====== Material for this task ======

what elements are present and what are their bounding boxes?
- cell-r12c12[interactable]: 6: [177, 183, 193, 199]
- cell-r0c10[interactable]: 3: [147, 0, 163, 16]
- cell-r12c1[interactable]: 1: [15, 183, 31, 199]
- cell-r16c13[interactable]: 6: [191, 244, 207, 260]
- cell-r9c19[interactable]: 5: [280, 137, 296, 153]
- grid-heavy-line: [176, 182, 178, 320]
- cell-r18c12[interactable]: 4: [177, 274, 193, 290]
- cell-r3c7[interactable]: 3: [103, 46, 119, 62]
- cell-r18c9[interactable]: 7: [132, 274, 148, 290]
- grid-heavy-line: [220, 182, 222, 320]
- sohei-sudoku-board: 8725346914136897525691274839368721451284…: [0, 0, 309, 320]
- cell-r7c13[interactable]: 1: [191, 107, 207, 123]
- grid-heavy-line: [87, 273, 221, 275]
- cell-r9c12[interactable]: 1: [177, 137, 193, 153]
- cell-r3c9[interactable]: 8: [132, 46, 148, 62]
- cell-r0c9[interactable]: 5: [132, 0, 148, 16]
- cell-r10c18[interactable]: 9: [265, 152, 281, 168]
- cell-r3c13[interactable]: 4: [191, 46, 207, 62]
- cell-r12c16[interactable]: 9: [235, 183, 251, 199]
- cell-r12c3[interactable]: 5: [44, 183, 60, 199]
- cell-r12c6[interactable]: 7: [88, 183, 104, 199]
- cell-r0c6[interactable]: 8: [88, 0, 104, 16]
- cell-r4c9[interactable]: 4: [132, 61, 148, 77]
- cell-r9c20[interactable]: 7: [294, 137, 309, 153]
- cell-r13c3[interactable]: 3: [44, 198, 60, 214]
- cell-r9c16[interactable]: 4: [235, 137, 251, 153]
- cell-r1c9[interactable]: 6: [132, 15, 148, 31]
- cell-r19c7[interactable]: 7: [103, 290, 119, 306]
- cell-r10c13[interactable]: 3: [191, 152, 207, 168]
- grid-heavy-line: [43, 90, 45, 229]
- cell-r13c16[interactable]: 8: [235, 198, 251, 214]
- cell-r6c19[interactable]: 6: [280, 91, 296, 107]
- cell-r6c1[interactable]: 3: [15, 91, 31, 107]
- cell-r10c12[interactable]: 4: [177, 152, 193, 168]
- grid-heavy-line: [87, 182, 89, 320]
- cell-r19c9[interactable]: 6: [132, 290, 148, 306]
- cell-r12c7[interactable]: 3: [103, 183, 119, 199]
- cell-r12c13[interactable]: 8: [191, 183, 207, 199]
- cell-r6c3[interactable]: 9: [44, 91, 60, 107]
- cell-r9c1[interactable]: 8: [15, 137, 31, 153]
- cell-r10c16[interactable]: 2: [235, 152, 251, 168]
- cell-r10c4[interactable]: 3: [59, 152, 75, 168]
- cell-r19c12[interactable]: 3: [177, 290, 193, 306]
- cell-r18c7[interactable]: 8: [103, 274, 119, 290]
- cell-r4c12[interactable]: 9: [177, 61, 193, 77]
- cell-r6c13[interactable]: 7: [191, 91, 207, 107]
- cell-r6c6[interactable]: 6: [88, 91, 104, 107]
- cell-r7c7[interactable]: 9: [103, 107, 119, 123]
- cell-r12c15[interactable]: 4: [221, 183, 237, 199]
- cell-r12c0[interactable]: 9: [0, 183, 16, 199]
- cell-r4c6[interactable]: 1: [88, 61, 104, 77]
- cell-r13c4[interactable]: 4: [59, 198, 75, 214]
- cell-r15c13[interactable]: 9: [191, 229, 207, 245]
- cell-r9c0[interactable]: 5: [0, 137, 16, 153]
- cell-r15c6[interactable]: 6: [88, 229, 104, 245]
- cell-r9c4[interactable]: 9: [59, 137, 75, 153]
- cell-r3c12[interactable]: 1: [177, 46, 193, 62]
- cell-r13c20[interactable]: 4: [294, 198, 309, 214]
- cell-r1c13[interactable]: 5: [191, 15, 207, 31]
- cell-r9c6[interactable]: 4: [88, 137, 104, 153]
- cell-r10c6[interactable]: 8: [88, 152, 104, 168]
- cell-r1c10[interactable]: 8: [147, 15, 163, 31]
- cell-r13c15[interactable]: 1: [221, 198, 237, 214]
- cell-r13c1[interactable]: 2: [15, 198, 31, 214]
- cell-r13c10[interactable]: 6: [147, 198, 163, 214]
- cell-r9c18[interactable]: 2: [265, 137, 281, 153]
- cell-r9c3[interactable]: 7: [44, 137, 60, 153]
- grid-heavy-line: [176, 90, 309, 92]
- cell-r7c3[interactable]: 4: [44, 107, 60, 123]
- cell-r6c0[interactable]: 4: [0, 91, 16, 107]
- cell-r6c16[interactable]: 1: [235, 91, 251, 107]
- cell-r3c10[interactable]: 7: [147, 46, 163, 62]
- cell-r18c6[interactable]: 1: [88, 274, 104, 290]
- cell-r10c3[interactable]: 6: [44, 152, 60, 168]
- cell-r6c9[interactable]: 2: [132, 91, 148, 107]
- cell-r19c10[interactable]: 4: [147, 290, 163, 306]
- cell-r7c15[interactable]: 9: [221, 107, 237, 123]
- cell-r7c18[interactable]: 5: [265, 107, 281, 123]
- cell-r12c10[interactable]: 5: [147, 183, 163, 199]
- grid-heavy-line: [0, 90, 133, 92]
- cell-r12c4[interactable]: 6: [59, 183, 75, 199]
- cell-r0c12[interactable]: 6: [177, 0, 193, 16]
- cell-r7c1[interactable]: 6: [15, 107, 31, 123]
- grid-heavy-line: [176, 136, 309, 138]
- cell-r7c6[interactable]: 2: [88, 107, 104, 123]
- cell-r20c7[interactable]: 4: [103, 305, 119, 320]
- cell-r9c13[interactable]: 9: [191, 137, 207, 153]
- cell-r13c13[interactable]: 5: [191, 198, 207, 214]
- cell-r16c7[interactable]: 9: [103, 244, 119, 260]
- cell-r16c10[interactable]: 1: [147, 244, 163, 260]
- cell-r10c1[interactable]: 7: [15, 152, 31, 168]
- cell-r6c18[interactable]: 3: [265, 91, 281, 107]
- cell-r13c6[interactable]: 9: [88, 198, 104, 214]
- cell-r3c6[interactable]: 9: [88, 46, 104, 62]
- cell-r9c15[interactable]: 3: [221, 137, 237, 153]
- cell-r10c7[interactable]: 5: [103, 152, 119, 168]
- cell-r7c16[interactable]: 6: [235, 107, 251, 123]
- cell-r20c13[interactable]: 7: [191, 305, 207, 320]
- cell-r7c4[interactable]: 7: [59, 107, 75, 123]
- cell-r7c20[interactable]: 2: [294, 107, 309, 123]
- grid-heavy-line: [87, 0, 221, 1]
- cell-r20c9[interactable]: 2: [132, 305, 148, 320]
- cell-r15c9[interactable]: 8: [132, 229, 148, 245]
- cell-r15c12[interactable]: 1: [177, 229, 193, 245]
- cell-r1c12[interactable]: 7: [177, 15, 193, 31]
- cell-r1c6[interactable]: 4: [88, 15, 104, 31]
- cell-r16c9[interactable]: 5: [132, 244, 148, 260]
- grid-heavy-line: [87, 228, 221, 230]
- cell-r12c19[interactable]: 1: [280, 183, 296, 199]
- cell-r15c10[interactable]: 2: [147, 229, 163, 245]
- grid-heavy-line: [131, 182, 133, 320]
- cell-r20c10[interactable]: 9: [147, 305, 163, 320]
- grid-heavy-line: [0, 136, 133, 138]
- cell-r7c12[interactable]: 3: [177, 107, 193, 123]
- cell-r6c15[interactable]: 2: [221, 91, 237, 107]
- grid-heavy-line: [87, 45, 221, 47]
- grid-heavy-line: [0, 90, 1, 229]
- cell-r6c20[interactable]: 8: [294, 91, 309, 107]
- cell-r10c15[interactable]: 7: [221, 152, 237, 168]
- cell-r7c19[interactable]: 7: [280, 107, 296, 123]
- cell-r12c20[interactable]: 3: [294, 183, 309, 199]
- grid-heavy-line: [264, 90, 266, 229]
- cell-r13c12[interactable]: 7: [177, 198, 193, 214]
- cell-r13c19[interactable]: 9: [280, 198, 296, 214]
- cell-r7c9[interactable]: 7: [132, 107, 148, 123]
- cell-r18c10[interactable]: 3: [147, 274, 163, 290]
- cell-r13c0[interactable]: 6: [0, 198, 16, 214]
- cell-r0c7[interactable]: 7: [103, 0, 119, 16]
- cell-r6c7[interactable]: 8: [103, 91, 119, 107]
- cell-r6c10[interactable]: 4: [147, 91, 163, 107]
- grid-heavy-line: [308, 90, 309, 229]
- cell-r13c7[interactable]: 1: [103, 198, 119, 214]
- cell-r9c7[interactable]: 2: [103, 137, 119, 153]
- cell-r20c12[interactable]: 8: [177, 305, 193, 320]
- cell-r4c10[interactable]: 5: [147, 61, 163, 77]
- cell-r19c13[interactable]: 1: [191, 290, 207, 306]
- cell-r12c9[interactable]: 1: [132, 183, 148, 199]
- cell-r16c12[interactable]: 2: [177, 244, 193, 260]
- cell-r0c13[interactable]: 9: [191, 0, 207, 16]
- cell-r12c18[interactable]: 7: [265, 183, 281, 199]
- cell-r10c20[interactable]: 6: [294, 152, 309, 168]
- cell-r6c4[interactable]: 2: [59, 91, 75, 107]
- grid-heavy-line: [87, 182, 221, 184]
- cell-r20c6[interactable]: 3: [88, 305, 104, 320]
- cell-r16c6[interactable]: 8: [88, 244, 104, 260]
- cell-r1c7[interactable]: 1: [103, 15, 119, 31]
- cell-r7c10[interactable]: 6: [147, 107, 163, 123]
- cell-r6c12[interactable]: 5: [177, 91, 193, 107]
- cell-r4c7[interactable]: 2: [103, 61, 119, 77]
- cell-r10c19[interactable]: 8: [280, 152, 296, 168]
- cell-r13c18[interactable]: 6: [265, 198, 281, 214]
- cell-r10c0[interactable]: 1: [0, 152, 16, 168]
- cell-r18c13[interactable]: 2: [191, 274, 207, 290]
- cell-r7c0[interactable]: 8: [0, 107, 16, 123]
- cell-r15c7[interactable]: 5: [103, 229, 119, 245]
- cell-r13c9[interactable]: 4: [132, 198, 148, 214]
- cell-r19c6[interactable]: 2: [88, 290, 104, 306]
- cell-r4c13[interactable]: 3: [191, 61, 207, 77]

======

Description of the task>
From the data above, pick out each line that contains the string "board" and copy it.

Output below>
- sohei-sudoku-board: 8725346914136897525691274839368721451284…: [0, 0, 309, 320]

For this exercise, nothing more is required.